[Saved entries]
++++++++

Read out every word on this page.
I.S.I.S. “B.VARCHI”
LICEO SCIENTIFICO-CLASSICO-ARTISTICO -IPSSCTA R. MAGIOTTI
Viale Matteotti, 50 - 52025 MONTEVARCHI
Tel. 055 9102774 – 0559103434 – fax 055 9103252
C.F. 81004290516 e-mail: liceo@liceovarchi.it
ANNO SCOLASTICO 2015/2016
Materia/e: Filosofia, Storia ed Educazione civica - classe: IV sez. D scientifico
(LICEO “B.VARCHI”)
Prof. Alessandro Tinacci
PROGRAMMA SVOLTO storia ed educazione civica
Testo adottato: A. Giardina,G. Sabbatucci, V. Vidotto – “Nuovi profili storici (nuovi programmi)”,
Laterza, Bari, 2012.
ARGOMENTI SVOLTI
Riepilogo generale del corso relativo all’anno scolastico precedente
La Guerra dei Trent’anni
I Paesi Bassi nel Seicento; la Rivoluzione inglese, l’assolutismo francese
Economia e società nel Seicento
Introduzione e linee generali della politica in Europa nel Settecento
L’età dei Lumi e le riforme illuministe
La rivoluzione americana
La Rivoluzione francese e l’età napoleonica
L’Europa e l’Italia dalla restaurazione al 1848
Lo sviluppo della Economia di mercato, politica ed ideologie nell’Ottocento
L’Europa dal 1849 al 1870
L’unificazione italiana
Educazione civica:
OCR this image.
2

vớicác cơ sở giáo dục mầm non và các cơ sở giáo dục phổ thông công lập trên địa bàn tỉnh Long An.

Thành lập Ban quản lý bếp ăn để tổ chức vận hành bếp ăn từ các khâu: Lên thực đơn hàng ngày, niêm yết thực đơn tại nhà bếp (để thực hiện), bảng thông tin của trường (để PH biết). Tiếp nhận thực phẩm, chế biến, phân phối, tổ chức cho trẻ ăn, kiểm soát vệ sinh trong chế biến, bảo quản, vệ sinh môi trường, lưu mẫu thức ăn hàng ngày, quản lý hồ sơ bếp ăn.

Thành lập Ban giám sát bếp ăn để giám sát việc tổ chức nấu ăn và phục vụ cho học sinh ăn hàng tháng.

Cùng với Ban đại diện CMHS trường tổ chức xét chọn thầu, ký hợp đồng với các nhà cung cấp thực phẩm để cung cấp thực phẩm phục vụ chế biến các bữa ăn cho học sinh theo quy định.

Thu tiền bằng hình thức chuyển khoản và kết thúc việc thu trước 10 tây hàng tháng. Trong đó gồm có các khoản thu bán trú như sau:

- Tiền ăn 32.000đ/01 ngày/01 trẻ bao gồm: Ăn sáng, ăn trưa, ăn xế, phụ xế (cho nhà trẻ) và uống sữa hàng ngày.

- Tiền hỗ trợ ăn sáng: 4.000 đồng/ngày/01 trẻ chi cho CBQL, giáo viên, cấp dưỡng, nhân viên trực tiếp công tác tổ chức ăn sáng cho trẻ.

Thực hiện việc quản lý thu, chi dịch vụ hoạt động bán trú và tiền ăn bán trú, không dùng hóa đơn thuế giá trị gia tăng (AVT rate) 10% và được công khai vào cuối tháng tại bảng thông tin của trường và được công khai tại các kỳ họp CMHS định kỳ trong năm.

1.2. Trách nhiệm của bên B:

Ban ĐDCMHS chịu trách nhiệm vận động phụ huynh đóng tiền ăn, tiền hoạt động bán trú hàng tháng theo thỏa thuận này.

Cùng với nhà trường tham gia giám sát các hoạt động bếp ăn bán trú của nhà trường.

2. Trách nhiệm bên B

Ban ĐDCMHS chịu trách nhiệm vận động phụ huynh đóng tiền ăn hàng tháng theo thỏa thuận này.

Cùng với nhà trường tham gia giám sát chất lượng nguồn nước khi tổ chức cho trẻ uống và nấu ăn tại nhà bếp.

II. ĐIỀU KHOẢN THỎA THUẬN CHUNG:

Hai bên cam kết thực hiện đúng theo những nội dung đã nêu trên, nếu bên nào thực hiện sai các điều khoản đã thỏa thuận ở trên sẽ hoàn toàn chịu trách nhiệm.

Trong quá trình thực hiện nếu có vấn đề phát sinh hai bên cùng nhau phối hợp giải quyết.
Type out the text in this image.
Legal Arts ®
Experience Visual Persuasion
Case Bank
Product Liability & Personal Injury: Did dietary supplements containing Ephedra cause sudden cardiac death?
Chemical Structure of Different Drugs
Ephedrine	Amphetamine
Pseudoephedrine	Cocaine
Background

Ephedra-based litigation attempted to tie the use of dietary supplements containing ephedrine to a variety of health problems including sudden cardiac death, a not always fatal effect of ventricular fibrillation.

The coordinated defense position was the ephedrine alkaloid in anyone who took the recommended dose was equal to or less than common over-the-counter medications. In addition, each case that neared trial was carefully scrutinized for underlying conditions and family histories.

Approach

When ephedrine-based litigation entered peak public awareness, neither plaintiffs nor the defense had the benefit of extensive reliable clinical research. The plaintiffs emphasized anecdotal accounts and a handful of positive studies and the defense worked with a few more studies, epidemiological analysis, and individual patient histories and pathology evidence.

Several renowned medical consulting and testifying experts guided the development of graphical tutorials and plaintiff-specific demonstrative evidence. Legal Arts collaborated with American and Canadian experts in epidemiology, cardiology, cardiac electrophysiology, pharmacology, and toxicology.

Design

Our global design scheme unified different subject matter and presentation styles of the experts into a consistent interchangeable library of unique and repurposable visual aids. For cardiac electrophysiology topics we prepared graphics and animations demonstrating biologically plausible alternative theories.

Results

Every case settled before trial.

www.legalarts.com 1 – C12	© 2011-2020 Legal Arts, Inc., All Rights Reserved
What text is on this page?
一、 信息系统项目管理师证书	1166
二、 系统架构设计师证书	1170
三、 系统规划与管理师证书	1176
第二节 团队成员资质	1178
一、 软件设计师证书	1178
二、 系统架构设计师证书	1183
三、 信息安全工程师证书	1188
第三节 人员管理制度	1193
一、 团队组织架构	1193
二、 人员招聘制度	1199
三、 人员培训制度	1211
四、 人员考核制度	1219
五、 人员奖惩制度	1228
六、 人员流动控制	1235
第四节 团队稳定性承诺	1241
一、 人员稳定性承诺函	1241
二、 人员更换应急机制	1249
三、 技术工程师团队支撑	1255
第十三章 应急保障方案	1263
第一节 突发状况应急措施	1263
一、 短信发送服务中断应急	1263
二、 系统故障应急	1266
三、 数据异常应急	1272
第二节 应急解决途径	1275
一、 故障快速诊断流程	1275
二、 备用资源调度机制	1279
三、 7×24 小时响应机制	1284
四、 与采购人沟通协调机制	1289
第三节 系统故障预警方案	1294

++++++++

*Directive*
Find every line above that contains the word "ĐDCMHS", and return each one.

*Answer to the exercise*
Ban ĐDCMHS chịu trách nhiệm vận động phụ huynh đóng tiền ăn, tiền hoạt động bán trú hàng tháng theo thỏa thuận này.
Ban ĐDCMHS chịu trách nhiệm vận động phụ huynh đóng tiền ăn hàng tháng theo thỏa thuận này.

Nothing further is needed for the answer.